Figure record listings:
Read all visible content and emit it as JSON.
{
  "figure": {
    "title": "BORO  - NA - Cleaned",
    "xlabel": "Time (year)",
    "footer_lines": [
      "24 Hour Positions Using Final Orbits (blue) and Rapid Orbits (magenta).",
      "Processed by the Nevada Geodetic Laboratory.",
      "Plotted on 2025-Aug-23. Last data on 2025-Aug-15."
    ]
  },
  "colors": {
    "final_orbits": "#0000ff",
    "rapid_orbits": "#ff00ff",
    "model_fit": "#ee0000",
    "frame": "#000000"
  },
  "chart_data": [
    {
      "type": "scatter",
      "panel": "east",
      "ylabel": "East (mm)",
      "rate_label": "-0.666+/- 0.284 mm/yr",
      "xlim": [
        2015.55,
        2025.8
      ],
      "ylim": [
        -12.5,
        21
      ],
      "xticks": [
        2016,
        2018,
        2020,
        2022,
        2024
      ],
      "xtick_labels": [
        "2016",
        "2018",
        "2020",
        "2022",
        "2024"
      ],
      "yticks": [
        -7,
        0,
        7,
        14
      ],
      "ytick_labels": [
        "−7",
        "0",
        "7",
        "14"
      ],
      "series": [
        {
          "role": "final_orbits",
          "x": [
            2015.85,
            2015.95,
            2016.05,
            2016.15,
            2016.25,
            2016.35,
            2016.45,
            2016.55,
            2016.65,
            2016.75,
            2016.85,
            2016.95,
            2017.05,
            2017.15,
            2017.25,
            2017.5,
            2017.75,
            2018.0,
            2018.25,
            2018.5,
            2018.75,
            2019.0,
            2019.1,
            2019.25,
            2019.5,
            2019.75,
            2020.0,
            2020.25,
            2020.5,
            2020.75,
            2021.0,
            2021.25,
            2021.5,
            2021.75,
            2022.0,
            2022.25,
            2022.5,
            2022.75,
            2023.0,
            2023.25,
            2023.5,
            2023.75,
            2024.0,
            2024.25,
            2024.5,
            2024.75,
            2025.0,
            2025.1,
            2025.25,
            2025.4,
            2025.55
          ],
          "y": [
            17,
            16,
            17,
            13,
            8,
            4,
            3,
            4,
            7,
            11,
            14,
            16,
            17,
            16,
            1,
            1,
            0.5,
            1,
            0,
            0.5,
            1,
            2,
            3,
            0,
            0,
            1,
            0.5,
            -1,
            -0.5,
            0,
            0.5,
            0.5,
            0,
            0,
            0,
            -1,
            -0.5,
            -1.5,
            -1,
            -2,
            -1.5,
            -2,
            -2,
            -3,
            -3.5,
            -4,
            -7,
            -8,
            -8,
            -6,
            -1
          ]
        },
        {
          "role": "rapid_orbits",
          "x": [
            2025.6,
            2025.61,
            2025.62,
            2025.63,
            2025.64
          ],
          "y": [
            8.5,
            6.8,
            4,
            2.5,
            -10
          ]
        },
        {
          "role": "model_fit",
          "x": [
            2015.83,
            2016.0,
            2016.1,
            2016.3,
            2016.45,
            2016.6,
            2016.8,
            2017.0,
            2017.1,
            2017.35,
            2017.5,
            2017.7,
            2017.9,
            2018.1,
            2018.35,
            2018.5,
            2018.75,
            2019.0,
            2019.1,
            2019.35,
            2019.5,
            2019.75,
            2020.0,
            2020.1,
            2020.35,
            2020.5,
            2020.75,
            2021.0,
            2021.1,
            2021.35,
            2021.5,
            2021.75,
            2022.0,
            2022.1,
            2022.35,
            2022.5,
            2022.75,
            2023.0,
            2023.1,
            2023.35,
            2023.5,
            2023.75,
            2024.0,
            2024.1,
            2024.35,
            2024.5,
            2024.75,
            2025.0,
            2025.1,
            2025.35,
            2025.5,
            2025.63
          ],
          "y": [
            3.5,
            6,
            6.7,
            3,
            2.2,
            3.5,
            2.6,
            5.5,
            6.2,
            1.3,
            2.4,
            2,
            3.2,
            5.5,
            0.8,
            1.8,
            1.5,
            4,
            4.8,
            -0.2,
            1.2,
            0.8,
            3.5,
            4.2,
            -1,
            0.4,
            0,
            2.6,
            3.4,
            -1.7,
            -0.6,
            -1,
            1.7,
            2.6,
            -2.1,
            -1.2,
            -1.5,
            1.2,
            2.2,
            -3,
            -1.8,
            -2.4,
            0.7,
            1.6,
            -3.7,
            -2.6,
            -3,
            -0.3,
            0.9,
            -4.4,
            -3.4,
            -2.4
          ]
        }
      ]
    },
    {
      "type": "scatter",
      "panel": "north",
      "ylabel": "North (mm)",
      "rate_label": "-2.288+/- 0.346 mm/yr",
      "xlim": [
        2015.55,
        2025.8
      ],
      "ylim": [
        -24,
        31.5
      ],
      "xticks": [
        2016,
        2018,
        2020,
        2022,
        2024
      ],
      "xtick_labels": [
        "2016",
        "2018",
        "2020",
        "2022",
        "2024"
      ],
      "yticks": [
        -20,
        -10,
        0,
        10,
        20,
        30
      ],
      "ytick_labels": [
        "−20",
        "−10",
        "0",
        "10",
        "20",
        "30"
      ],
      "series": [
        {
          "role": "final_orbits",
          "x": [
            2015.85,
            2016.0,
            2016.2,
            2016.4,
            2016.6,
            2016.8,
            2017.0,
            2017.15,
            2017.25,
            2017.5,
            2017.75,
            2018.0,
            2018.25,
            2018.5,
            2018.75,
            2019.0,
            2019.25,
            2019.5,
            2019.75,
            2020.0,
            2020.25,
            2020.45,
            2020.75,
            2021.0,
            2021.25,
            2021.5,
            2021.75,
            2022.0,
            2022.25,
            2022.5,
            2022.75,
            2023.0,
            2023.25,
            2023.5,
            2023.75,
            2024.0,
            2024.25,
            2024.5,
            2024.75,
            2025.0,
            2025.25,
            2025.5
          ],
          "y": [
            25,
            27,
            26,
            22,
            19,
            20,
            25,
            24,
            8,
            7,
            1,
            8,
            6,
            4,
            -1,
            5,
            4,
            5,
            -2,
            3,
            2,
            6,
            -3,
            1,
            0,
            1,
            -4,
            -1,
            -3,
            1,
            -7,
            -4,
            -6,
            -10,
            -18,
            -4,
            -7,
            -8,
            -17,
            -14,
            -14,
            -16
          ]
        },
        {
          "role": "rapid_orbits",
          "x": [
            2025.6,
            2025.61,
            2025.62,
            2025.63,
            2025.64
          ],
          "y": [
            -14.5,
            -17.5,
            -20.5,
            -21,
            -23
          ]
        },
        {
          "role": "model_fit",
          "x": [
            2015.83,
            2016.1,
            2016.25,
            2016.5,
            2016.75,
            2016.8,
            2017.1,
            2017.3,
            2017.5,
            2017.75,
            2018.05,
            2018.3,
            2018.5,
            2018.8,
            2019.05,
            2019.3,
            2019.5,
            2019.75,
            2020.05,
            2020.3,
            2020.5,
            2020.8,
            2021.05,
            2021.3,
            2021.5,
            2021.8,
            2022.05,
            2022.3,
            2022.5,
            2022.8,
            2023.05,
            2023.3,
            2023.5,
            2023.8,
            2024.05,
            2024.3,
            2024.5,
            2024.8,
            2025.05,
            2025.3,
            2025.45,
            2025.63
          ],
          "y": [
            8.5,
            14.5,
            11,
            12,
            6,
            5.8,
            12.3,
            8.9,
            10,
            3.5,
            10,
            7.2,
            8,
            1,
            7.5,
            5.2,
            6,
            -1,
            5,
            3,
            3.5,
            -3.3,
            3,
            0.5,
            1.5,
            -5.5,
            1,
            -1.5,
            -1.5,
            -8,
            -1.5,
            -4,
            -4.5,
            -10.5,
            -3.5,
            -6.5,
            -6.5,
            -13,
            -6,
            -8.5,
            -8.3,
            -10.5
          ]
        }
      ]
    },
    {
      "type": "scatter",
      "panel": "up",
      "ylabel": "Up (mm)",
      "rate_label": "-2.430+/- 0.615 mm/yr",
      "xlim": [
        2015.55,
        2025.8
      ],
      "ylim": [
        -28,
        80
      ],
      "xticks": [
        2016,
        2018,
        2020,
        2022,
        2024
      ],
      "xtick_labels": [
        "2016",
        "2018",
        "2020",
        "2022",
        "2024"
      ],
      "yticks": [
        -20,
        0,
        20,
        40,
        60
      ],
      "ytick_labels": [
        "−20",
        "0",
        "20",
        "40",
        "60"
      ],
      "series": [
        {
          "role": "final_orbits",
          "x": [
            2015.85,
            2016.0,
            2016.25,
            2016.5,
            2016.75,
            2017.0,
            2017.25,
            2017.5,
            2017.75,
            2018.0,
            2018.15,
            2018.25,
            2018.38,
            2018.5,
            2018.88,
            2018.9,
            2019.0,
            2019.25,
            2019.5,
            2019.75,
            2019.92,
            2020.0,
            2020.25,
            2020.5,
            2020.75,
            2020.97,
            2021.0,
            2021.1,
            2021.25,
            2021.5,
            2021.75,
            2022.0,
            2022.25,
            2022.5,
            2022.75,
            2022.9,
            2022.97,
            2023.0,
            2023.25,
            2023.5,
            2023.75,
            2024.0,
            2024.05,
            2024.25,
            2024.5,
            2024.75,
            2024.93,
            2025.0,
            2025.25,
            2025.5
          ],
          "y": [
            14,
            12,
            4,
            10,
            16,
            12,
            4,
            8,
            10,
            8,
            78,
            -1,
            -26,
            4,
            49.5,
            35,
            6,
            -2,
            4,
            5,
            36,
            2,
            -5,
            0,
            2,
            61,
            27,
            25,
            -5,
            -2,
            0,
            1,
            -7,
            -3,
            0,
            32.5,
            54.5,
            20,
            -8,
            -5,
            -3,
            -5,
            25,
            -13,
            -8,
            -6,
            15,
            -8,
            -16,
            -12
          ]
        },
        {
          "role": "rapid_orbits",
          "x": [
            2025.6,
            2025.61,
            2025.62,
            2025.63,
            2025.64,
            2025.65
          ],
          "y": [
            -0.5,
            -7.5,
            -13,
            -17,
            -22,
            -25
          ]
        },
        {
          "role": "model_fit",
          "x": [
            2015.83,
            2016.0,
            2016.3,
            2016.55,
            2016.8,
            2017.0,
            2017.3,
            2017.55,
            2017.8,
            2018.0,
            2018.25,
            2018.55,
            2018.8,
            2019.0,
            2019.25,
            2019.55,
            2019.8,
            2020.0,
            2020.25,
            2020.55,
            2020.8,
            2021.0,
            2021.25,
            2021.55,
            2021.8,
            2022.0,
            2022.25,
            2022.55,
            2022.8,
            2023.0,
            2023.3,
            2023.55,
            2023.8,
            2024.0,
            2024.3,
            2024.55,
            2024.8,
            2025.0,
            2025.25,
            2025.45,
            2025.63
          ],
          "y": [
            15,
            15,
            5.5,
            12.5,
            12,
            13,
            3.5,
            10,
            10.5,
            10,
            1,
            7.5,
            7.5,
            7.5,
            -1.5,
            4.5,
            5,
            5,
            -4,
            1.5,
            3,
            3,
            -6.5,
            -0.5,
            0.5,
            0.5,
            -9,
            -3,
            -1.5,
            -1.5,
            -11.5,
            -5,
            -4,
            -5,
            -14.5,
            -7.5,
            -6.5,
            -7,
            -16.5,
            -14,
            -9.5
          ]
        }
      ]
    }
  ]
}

Set problem: Filter the data for the string "ylabel" and copy every line that has it.

Solution to this exercise:
      "ylabel": "East (mm)",
      "ylabel": "North (mm)",
      "ylabel": "Up (mm)",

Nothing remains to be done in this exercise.